>> start DATA FOR THIS EXERCISE

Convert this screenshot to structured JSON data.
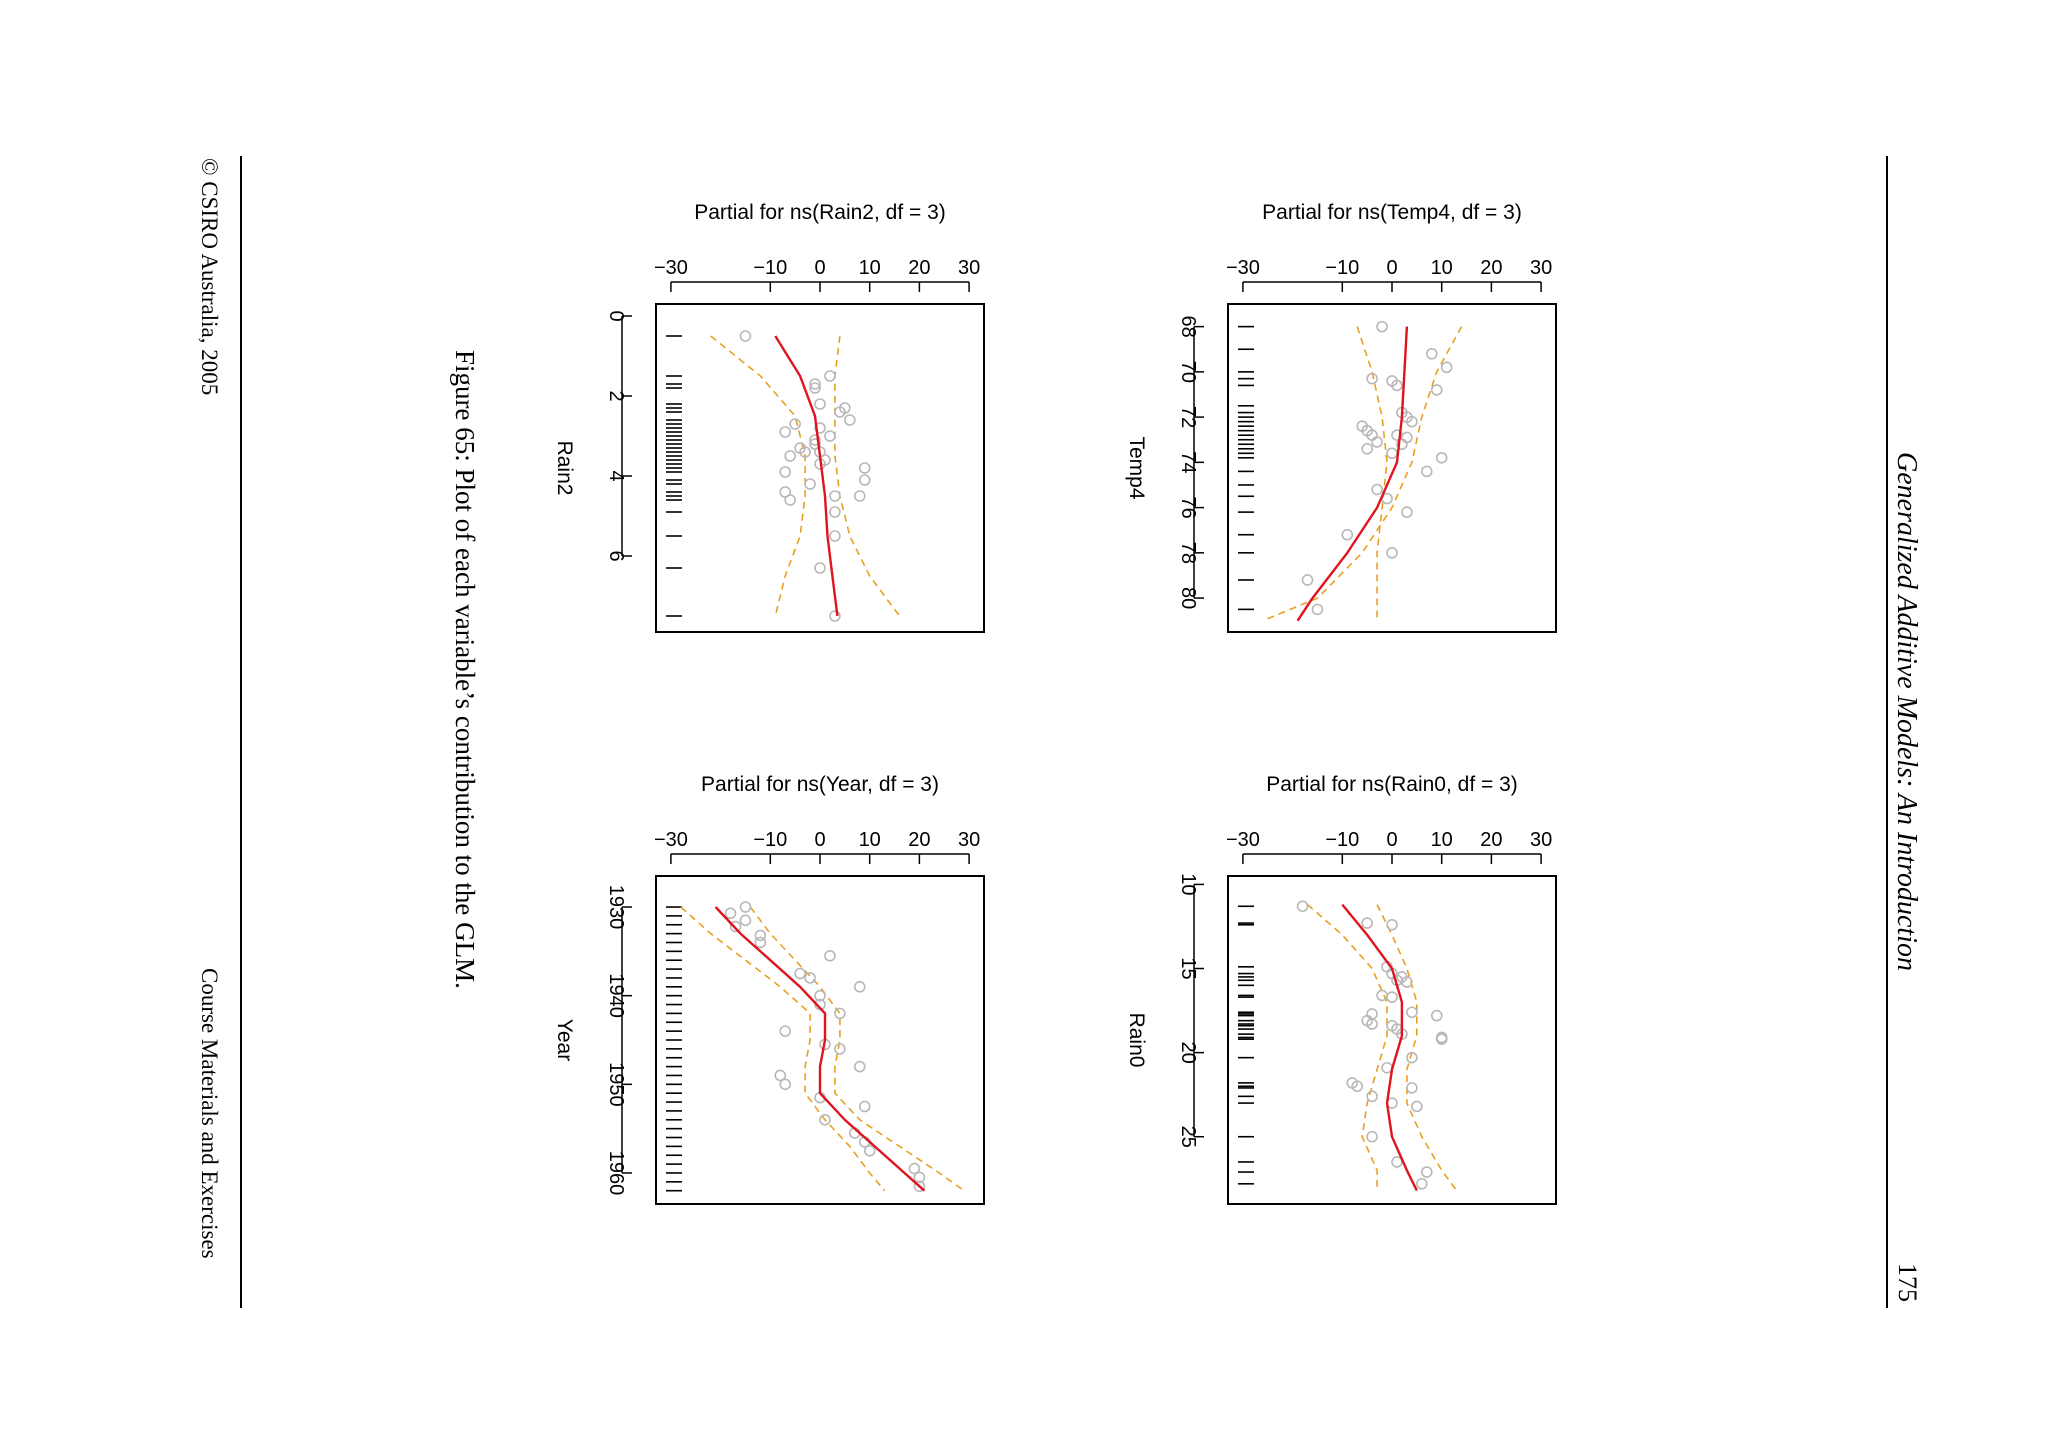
{
  "page": {
    "running_title": "Generalized Additive Models: An Introduction",
    "page_number": "175",
    "footer_left": "© CSIRO Australia, 2005",
    "footer_right": "Course Materials and Exercises",
    "caption": "Figure 65: Plot of each variable’s contribution to the GLM."
  },
  "chart_data": [
    {
      "type": "scatter",
      "title": "Partial for ns(Temp4, df = 3)",
      "xlabel": "Temp4",
      "ylabel": "Partial for ns(Temp4, df = 3)",
      "xlim": [
        67,
        81.5
      ],
      "ylim": [
        -33,
        33
      ],
      "xticks": [
        68,
        70,
        72,
        74,
        76,
        78,
        80
      ],
      "yticks": [
        -30,
        -10,
        0,
        10,
        20,
        30
      ],
      "ytick_labels": [
        "−30",
        "−10",
        "0",
        "10",
        "20",
        "30"
      ],
      "colors": {
        "fit": "#e0141e",
        "band": "#e8a020",
        "points": "#b8b8b8"
      },
      "fit": {
        "x": [
          68,
          70,
          72,
          74,
          76,
          78,
          80,
          81
        ],
        "y": [
          3,
          2.5,
          2,
          1,
          -3,
          -9,
          -16,
          -19
        ]
      },
      "upper_band": {
        "x": [
          68,
          70,
          72,
          74,
          76,
          78,
          80,
          81
        ],
        "y": [
          14,
          9,
          6,
          4,
          0,
          -6,
          -15,
          -26
        ]
      },
      "lower_band": {
        "x": [
          68,
          70,
          72,
          74,
          76,
          78,
          80,
          81
        ],
        "y": [
          -7,
          -4,
          -2,
          -1,
          -2,
          -3,
          -3,
          -3
        ]
      },
      "points": [
        [
          68,
          -2
        ],
        [
          69.2,
          8
        ],
        [
          69.8,
          11
        ],
        [
          70.3,
          -4
        ],
        [
          70.4,
          0
        ],
        [
          70.6,
          1
        ],
        [
          70.8,
          9
        ],
        [
          71.8,
          2
        ],
        [
          72,
          3
        ],
        [
          72.2,
          4
        ],
        [
          72.4,
          -6
        ],
        [
          72.6,
          -5
        ],
        [
          72.8,
          -4
        ],
        [
          72.8,
          1
        ],
        [
          72.9,
          3
        ],
        [
          73.1,
          -3
        ],
        [
          73.2,
          2
        ],
        [
          73.4,
          -5
        ],
        [
          73.6,
          0
        ],
        [
          73.8,
          10
        ],
        [
          74.4,
          7
        ],
        [
          75.2,
          -3
        ],
        [
          75.6,
          -1
        ],
        [
          76.2,
          3
        ],
        [
          77.2,
          -9
        ],
        [
          78,
          0
        ],
        [
          79.2,
          -17
        ],
        [
          80.5,
          -15
        ]
      ],
      "rug": [
        68,
        69,
        70,
        70.3,
        70.6,
        71.5,
        71.8,
        72,
        72.2,
        72.4,
        72.6,
        72.8,
        73,
        73.2,
        73.4,
        73.6,
        73.8,
        74.4,
        75,
        75.5,
        76.2,
        77.2,
        78,
        79.2,
        80.5
      ]
    },
    {
      "type": "scatter",
      "title": "Partial for ns(Rain0, df = 3)",
      "xlabel": "Rain0",
      "ylabel": "Partial for ns(Rain0, df = 3)",
      "xlim": [
        9.5,
        29
      ],
      "ylim": [
        -33,
        33
      ],
      "xticks": [
        10,
        15,
        20,
        25
      ],
      "yticks": [
        -30,
        -10,
        0,
        10,
        20,
        30
      ],
      "ytick_labels": [
        "−30",
        "−10",
        "0",
        "10",
        "20",
        "30"
      ],
      "colors": {
        "fit": "#e0141e",
        "band": "#e8a020",
        "points": "#b8b8b8"
      },
      "fit": {
        "x": [
          11.2,
          13,
          15,
          17,
          19,
          21,
          23,
          25,
          27,
          28.2
        ],
        "y": [
          -10,
          -5,
          0,
          2,
          2,
          0,
          -1,
          0,
          3,
          5
        ]
      },
      "upper_band": {
        "x": [
          11.2,
          13,
          15,
          17,
          19,
          21,
          23,
          25,
          27,
          28.2
        ],
        "y": [
          -3,
          0,
          3,
          5,
          5,
          3,
          3,
          6,
          10,
          13
        ]
      },
      "lower_band": {
        "x": [
          11.2,
          13,
          15,
          17,
          19,
          21,
          23,
          25,
          27,
          28.2
        ],
        "y": [
          -17,
          -10,
          -4,
          -1,
          -1,
          -3,
          -5,
          -6,
          -3,
          -3
        ]
      },
      "points": [
        [
          11.3,
          -18
        ],
        [
          12.3,
          -5
        ],
        [
          12.4,
          0
        ],
        [
          14.9,
          -1
        ],
        [
          15.3,
          0
        ],
        [
          15.5,
          2
        ],
        [
          15.7,
          1
        ],
        [
          15.8,
          3
        ],
        [
          16.6,
          -2
        ],
        [
          16.7,
          0
        ],
        [
          17.6,
          4
        ],
        [
          17.7,
          -4
        ],
        [
          17.8,
          9
        ],
        [
          18.1,
          -5
        ],
        [
          18.3,
          -4
        ],
        [
          18.4,
          0
        ],
        [
          18.6,
          1
        ],
        [
          18.9,
          2
        ],
        [
          19.1,
          10
        ],
        [
          19.2,
          10
        ],
        [
          20.3,
          4
        ],
        [
          20.9,
          -1
        ],
        [
          21.8,
          -8
        ],
        [
          22,
          -7
        ],
        [
          22.1,
          4
        ],
        [
          22.6,
          -4
        ],
        [
          23,
          0
        ],
        [
          23.2,
          5
        ],
        [
          25,
          -4
        ],
        [
          26.5,
          1
        ],
        [
          27.1,
          7
        ],
        [
          27.8,
          6
        ]
      ],
      "rug": [
        11.3,
        12.3,
        12.4,
        14.9,
        15.3,
        15.5,
        15.7,
        16,
        16.6,
        16.7,
        17.6,
        17.7,
        17.8,
        18.1,
        18.3,
        18.4,
        18.6,
        18.9,
        19.1,
        19.2,
        20.3,
        21.8,
        22,
        22.1,
        22.6,
        23,
        25,
        26.5,
        27.1,
        27.8
      ]
    },
    {
      "type": "scatter",
      "title": "Partial for ns(Rain2, df = 3)",
      "xlabel": "Rain2",
      "ylabel": "Partial for ns(Rain2, df = 3)",
      "xlim": [
        -0.3,
        7.9
      ],
      "ylim": [
        -33,
        33
      ],
      "xticks": [
        0,
        2,
        4,
        6
      ],
      "yticks": [
        -30,
        -10,
        0,
        10,
        20,
        30
      ],
      "ytick_labels": [
        "−30",
        "−10",
        "0",
        "10",
        "20",
        "30"
      ],
      "colors": {
        "fit": "#e0141e",
        "band": "#e8a020",
        "points": "#b8b8b8"
      },
      "fit": {
        "x": [
          0.5,
          1.5,
          2.5,
          3.5,
          4.5,
          5.5,
          6.5,
          7.5
        ],
        "y": [
          -9,
          -4,
          -1,
          0,
          1,
          1.5,
          2.5,
          3.5
        ]
      },
      "upper_band": {
        "x": [
          0.5,
          1.5,
          2.5,
          3.5,
          4.5,
          5.5,
          6.5,
          7.5
        ],
        "y": [
          4,
          3,
          3,
          3,
          4,
          6,
          10,
          16
        ]
      },
      "lower_band": {
        "x": [
          0.5,
          1.5,
          2.5,
          3.5,
          4.5,
          5.5,
          6.5,
          7.5
        ],
        "y": [
          -22,
          -12,
          -5,
          -3,
          -3,
          -4,
          -7,
          -9
        ]
      },
      "points": [
        [
          0.5,
          -15
        ],
        [
          1.5,
          2
        ],
        [
          1.7,
          -1
        ],
        [
          1.8,
          -1
        ],
        [
          2.2,
          0
        ],
        [
          2.3,
          5
        ],
        [
          2.4,
          4
        ],
        [
          2.6,
          6
        ],
        [
          2.7,
          -5
        ],
        [
          2.8,
          0
        ],
        [
          2.9,
          -7
        ],
        [
          3,
          2
        ],
        [
          3.1,
          -1
        ],
        [
          3.2,
          -1
        ],
        [
          3.3,
          -4
        ],
        [
          3.4,
          -3
        ],
        [
          3.4,
          0
        ],
        [
          3.5,
          -6
        ],
        [
          3.6,
          1
        ],
        [
          3.7,
          0
        ],
        [
          3.8,
          9
        ],
        [
          3.9,
          -7
        ],
        [
          4.1,
          9
        ],
        [
          4.2,
          -2
        ],
        [
          4.4,
          -7
        ],
        [
          4.5,
          3
        ],
        [
          4.5,
          8
        ],
        [
          4.6,
          -6
        ],
        [
          4.9,
          3
        ],
        [
          5.5,
          3
        ],
        [
          6.3,
          0
        ],
        [
          7.5,
          3
        ]
      ],
      "rug": [
        0.5,
        1.5,
        1.7,
        1.8,
        2.2,
        2.3,
        2.4,
        2.6,
        2.7,
        2.8,
        2.9,
        3,
        3.1,
        3.2,
        3.3,
        3.4,
        3.5,
        3.6,
        3.7,
        3.8,
        3.9,
        4.1,
        4.2,
        4.4,
        4.5,
        4.6,
        4.9,
        5.5,
        6.3,
        7.5
      ]
    },
    {
      "type": "scatter",
      "title": "Partial for ns(Year, df = 3)",
      "xlabel": "Year",
      "ylabel": "Partial for ns(Year, df = 3)",
      "xlim": [
        1926.5,
        1963.5
      ],
      "ylim": [
        -33,
        33
      ],
      "xticks": [
        1930,
        1940,
        1950,
        1960
      ],
      "yticks": [
        -30,
        -10,
        0,
        10,
        20,
        30
      ],
      "ytick_labels": [
        "−30",
        "−10",
        "0",
        "10",
        "20",
        "30"
      ],
      "colors": {
        "fit": "#e0141e",
        "band": "#e8a020",
        "points": "#b8b8b8"
      },
      "fit": {
        "x": [
          1930,
          1933,
          1936,
          1939,
          1942,
          1945,
          1948,
          1951,
          1954,
          1957,
          1960,
          1962
        ],
        "y": [
          -21,
          -16,
          -10,
          -4,
          1,
          1,
          0,
          0,
          5,
          11,
          17,
          21
        ]
      },
      "upper_band": {
        "x": [
          1930,
          1933,
          1936,
          1939,
          1942,
          1945,
          1948,
          1951,
          1954,
          1957,
          1960,
          1962
        ],
        "y": [
          -14,
          -10,
          -5,
          0,
          4,
          4,
          3,
          3,
          8,
          16,
          24,
          29
        ]
      },
      "lower_band": {
        "x": [
          1930,
          1933,
          1936,
          1939,
          1942,
          1945,
          1948,
          1951,
          1954,
          1957,
          1960,
          1962
        ],
        "y": [
          -28,
          -22,
          -15,
          -8,
          -2,
          -2,
          -3,
          -3,
          1,
          6,
          10,
          13
        ]
      },
      "points": [
        [
          1930,
          -15
        ],
        [
          1930.7,
          -18
        ],
        [
          1931.5,
          -15
        ],
        [
          1932.2,
          -17
        ],
        [
          1933.2,
          -12
        ],
        [
          1934,
          -12
        ],
        [
          1935.5,
          2
        ],
        [
          1937.5,
          -4
        ],
        [
          1938,
          -2
        ],
        [
          1939,
          8
        ],
        [
          1940,
          0
        ],
        [
          1941,
          0
        ],
        [
          1942,
          4
        ],
        [
          1944,
          -7
        ],
        [
          1945.5,
          1
        ],
        [
          1946,
          4
        ],
        [
          1948,
          8
        ],
        [
          1949,
          -8
        ],
        [
          1950,
          -7
        ],
        [
          1951.5,
          0
        ],
        [
          1952.5,
          9
        ],
        [
          1954,
          1
        ],
        [
          1955.5,
          7
        ],
        [
          1956.5,
          9
        ],
        [
          1957.5,
          10
        ],
        [
          1959.5,
          19
        ],
        [
          1960.5,
          20
        ],
        [
          1961.5,
          20
        ]
      ],
      "rug": [
        1930,
        1931,
        1932,
        1933,
        1934,
        1935,
        1936,
        1937,
        1938,
        1939,
        1940,
        1941,
        1942,
        1943,
        1944,
        1945,
        1946,
        1947,
        1948,
        1949,
        1950,
        1951,
        1952,
        1953,
        1954,
        1955,
        1956,
        1957,
        1958,
        1959,
        1960,
        1961,
        1962
      ]
    }
  ]
}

>> end DATA FOR THIS EXERCISE

_DESCRIPTION OF THE TASK_:
Find and copy each line above that includes the string "xlabel".

_RESULT OF THIS TASK_:
      "xlabel": "Temp4",
      "xlabel": "Rain0",
      "xlabel": "Rain2",
      "xlabel": "Year",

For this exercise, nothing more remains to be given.